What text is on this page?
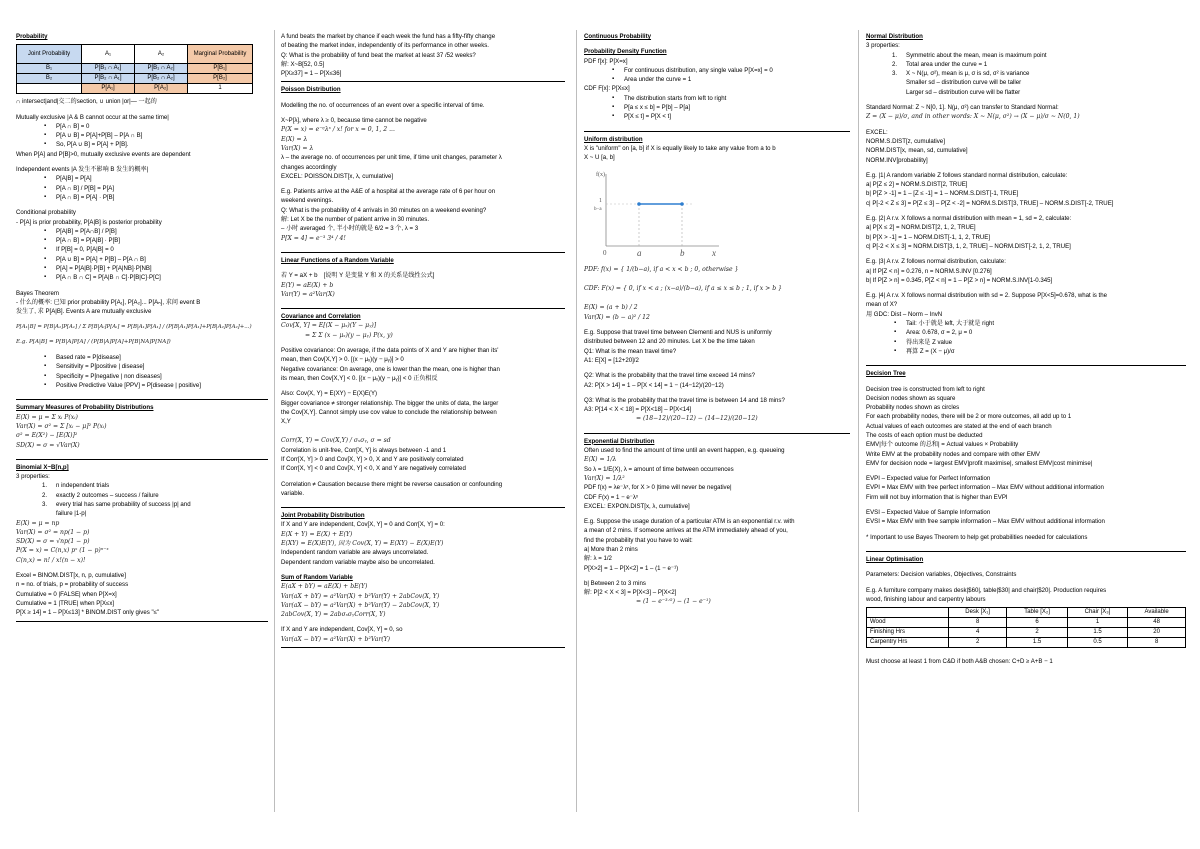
Probability
Joint Probability	A₁	A₂	Marginal Probability
B₁	P[B₁ ∩ A₁]	P[B₁ ∩ A₂]	P[B₁]
B₂	P[B₂ ∩ A₁]	P[B₂ ∩ A₂]	P[B₂]
	P[A₁]	P[A₂]	1
∩ intersect|and|交二的section, ∪ union |or|— 一起的
Mutually exclusive |A & B cannot occur at the same time|
▪ P[A ∩ B] = 0
▪ P[A ∪ B] = P[A]+P[B] – P[A ∩ B]
▪ So, P[A ∪ B] = P[A] + P[B].
When P[A] and P[B]>0, mutually exclusive events are dependent
Independent events |A 发生不影响 B 发生的概率|
▪ P[A|B] = P[A]
▪ P[A ∩ B] / P[B] = P[A]
▪ P[A ∩ B] = P[A] · P[B]
Conditional probability
- P[A] is prior probability, P[A|B] is posterior probability
▪ P[A|B] = P[A∩B] / P[B]
▪ P[A ∩ B] = P[A|B] · P[B]
▪ If P[B] = 0, P[A|B] = 0
▪ P[A ∪ B] = P[A] + P[B] – P[A ∩ B]
▪ P[A] = P[A|B]·P[B] + P[A|NB]·P[NB]
▪ P[A ∩ B ∩ C] = P[A|B ∩ C]·P[B|C]·P[C]
Bayes Theorem
- 什么的概率: 已知 prior probability P[A₁], P[A₂]... P[Aₙ], 求问 event B
发生了, 求 P[A|B]. Events A are mutually exclusive
P[A₁|B] = P[B|A₁]P[A₁] / Σ P[B|Aᵢ]P[Aᵢ] = P[B|A₁]P[A₁] / (P[B|A₁]P[A₁]+P[B|A₂]P[A₂]+...)
E.g. P[A|B] = P[B|A]P[A] / (P[B|A]P[A]+P[B|NA]P[NA])
▪ Based rate = P[disease]
▪ Sensitivity = P[positive | disease]
▪ Specificity = P[negative | non diseases]
▪ Positive Predictive Value [PPV] = P[disease | positive]
Summary Measures of Probability Distributions
E(X) = μ = Σ xᵢ P(xᵢ)
Var(X) = σ² = Σ [xᵢ − μ]² P(xᵢ)
σ² = E(X²) − [E(X)]²
SD(X) = σ = √Var(X)
Binomial X~B[n,p]
3 properties:
1. n independent trials
2. exactly 2 outcomes – success / failure
3. every trial has same probability of success |p| and
failure |1-p|
E(X) = μ = np
Var(X) = σ² = np(1 − p)
SD(X) = σ = √np(1 − p)
P(X = x) = C(n,x) pˣ (1 − p)ⁿ⁻ˣ
C(n,x) = n! / x!(n − x)!
Excel = BINOM.DIST[x, n, p, cumulative]
n = no. of trials, p = probability of success
Cumulative = 0 |FALSE| when P[X=x]
Cumulative = 1 |TRUE| when P[X≤x]
P[X ≥ 14] = 1 – P[X≤13] * BINOM.DIST only gives "≤"
A fund beats the market by chance if each week the fund has a fifty-fifty change
of beating the market index, independently of its performance in other weeks.
Q: What is the probability of fund beat the market at least 37 /52 weeks?
解: X~B[52, 0.5]
P[X≥37] = 1 – P[X≤36]
Poisson Distribution
Modelling the no. of occurrences of an event over a specific interval of time.
X~P[λ], where λ ≥ 0, because time cannot be negative
P(X = x) = e⁻ᵑλˣ / x! for x = 0, 1, 2 ...
E(X) = λ
Var(X) = λ
λ – the average no. of occurrences per unit time, if time unit changes, parameter λ
changes accordingly
EXCEL: POISSON.DIST[x, λ, cumulative]
E.g. Patients arrive at the A&E of a hospital at the average rate of 6 per hour on
weekend evenings.
Q: What is the probability of 4 arrivals in 30 minutes on a weekend evening?
解: Let X be the number of patient arrive in 30 minutes.
– 小时 averaged 个, 半小时的就是 6/2 = 3 个, λ = 3
P[X = 4] = e⁻³ 3⁴ / 4!
Linear Functions of a Random Variable
若 Y = aX + b　[说明 Y 是变量 Y 和 X 的关系是线性公式]
E(Y) = aE(X) + b
Var(Y) = a²Var(X)
Covariance and Correlation
Cov[X, Y] = E[(X − μₓ)(Y − μᵧ)]
= Σ Σ (x − μₓ)(y − μᵧ) P(x, y)
Positive covariance: On average, if the data points of X and Y are higher than its'
mean, then Cov[X,Y] > 0. [(x − μₓ)(y − μᵧ)] > 0
Negative covariance: On average, one is lower than the mean, one is higher than
its mean, then Cov[X,Y] < 0. [(x − μₓ)(y − μᵧ)] < 0 正负相反
Also: Cov(X, Y) = E(XY) − E(X)E(Y)
Bigger covariance ≠ stronger relationship. The bigger the units of data, the larger
the Cov[X,Y]. Cannot simply use cov value to conclude the relationship between
X,Y
Corr(X, Y) = Cov(X,Y) / σₓσᵧ, σ = sd
Correlation is unit-free, Corr[X, Y] is always between -1 and 1
If Corr[X, Y] > 0 and Cov[X, Y] > 0, X and Y are positively correlated
If Corr[X, Y] < 0 and Cov[X, Y] < 0, X and Y are negatively correlated
Correlation ≠ Causation because there might be reverse causation or confounding
variable.
Joint Probability Distribution
If X and Y are independent, Cov[X, Y] = 0 and Corr[X, Y] = 0:
E(X + Y) = E(X) + E(Y)
E(XY) = E(X)E(Y), 因为 Cov(X, Y) = E(XY) − E(X)E(Y)
Independent random variable are always uncorrelated.
Dependent random variable maybe also be uncorrelated.
Sum of Random Variable
E(aX + bY) = aE(X) + bE(Y)
Var(aX + bY) = a²Var(X) + b²Var(Y) + 2abCov(X, Y)
Var(aX − bY) = a²Var(X) + b²Var(Y) − 2abCov(X, Y)
2abCov(X, Y) = 2abσₓσᵧCorr(X, Y)
If X and Y are independent, Cov[X, Y] = 0, so
Var(aX − bY) = a²Var(X) + b²Var(Y)
Continuous Probability
Probability Density Function
PDF f[x]: P[X=x]
▪ For continuous distribution, any single value P[X=x] = 0
▪ Area under the curve = 1
CDF F[x]: P[X≤x]
▪ The distribution starts from left to right
▪ P[a ≤ x ≤ b] = P[b] – P[a]
▪ P[X ≤ t] = P[X < t]
Uniform distribution
X is "uniform" on [a, b] if X is equally likely to take any value from a to b
X ~ U [a, b]
f(x)
1
b−a
0	a	b	x
PDF: f(x) = { 1/(b−a), if a < x < b ; 0, otherwise }
CDF: F(x) = { 0, if x < a ; (x−a)/(b−a), if a ≤ x ≤ b ; 1, if x > b }
E(X) = (a + b) / 2
Var(X) = (b − a)² / 12
E.g. Suppose that travel time between Clementi and NUS is uniformly
distributed between 12 and 20 minutes. Let X be the time taken
Q1: What is the mean travel time?
A1: E[X] = [12+20]/2
Q2: What is the probability that the travel time exceed 14 mins?
A2: P[X > 14] = 1 – P[X < 14] = 1 − (14−12)/(20−12)
Q3: What is the probability that the travel time is between 14 and 18 mins?
A3: P[14 < X < 18] = P[X<18] – P[X<14]
= (18−12)/(20−12) − (14−12)/(20−12)
Exponential Distribution
Often used to find the amount of time until an event happen, e.g. queueing
E(X) = 1/λ
So λ = 1/E(X), λ = amount of time between occurrences
Var(X) = 1/λ²
PDF f(x) = λe⁻λˣ, for X > 0 |time will never be negative|
CDF F(x) = 1 − e⁻λˣ
EXCEL: EXPON.DIST[x, λ, cumulative]
E.g. Suppose the usage duration of a particular ATM is an exponential r.v. with
a mean of 2 mins. If someone arrives at the ATM immediately ahead of you,
find the probability that you have to wait:
a| More than 2 mins
解: λ = 1/2
P[X>2] = 1 – P[X<2] = 1 – (1 − e⁻¹)
b| Between 2 to 3 mins
解: P[2 < X < 3] = P[X<3] – P[X<2]
= (1 − e⁻³ᐟ²) − (1 − e⁻¹)
Normal Distribution
3 properties:
1. Symmetric about the mean, mean is maximum point
2. Total area under the curve = 1
3. X ~ N(μ, σ²), mean is μ, σ is sd, σ² is variance
Smaller sd – distribution curve will be taller
Larger sd – distribution curve will be flatter
Standard Normal: Z ~ N[0, 1]. N(μ, σ²) can transfer to Standard Normal:
Z = (X − μ)/σ, and in other words: X ~ N(μ, σ²) → (X − μ)/σ ~ N(0, 1)
EXCEL:
NORM.S.DIST[z, cumulative]
NORM.DIST[x, mean, sd, cumulative]
NORM.INV[probability]
E.g. |1| A random variable Z follows standard normal distribution, calculate:
a| P[Z ≤ 2] = NORM.S.DIST[2, TRUE]
b| P[Z > -1] = 1 – [Z ≤ -1] = 1 – NORM.S.DIST[-1, TRUE]
c| P[-2 < Z ≤ 3] = P[Z ≤ 3] – P[Z < -2] = NORM.S.DIST[3, TRUE] – NORM.S.DIST[-2, TRUE]
E.g. |2| A r.v. X follows a normal distribution with mean = 1, sd = 2, calculate:
a| P[X ≤ 2] = NORM.DIST[2, 1, 2, TRUE]
b| P[X > -1] = 1 – NORM.DIST[-1, 1, 2, TRUE]
c| P[-2 < X ≤ 3] = NORM.DIST[3, 1, 2, TRUE] – NORM.DIST[-2, 1, 2, TRUE]
E.g. |3| A r.v. Z follows normal distribution, calculate:
a| If P[Z < n] = 0.276, n = NORM.S.INV [0.276]
b| If P[Z > n] = 0.345, P[Z < n] = 1 – P[Z > n] = NORM.S.INV[1-0.345]
E.g. |4| A r.v. X follows normal distribution with sd = 2. Suppose P[X<5]=0.678, what is the
mean of X?
用 GDC: Dist – Norm – InvN
▪ Tail: 小于就是 left, 大于就是 right
▪ Area: 0.678, σ = 2, μ = 0
▪ 得出来是 Z value
▪ 再算 Z = (X − μ)/σ
Decision Tree
Decision tree is constructed from left to right
Decision nodes shown as square
Probability nodes shown as circles
For each probability nodes, there will be 2 or more outcomes, all add up to 1
Actual values of each outcomes are stated at the end of each branch
The costs of each option must be deducted
EMV|每个 outcome 的总和| = Actual values × Probability
Write EMV at the probability nodes and compare with other EMV
EMV for decision node = largest EMV|profit maximise|, smallest EMV|cost minimise|
EVPI – Expected value for Perfect Information
EVPI = Max EMV with free perfect information – Max EMV without additional information
Firm will not buy information that is higher than EVPI
EVSI – Expected Value of Sample Information
EVSI = Max EMV with free sample information – Max EMV without additional information
* Important to use Bayes Theorem to help get probabilities needed for calculations
Linear Optimisation
Parameters: Decision variables, Objectives, Constraints
E.g. A furniture company makes desk|$60|, table|$30| and chair|$20|. Production requires
wood, finishing labour and carpentry labours
	Desk [X₁]	Table [X₂]	Chair [X₃]	Available
Wood	8	6	1	48
Finishing Hrs	4	2	1.5	20
Carpentry Hrs	2	1.5	0.5	8
Must choose at least 1 from C&D if both A&B chosen: C+D ≥ A+B − 1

★ ★ ★ ★ ★

TRY IT: Find the string "under" in the entries above. Copy each line where it occurs.

EXPECTED OUTPUT:
▪ Area under the curve = 1
2. Total area under the curve = 1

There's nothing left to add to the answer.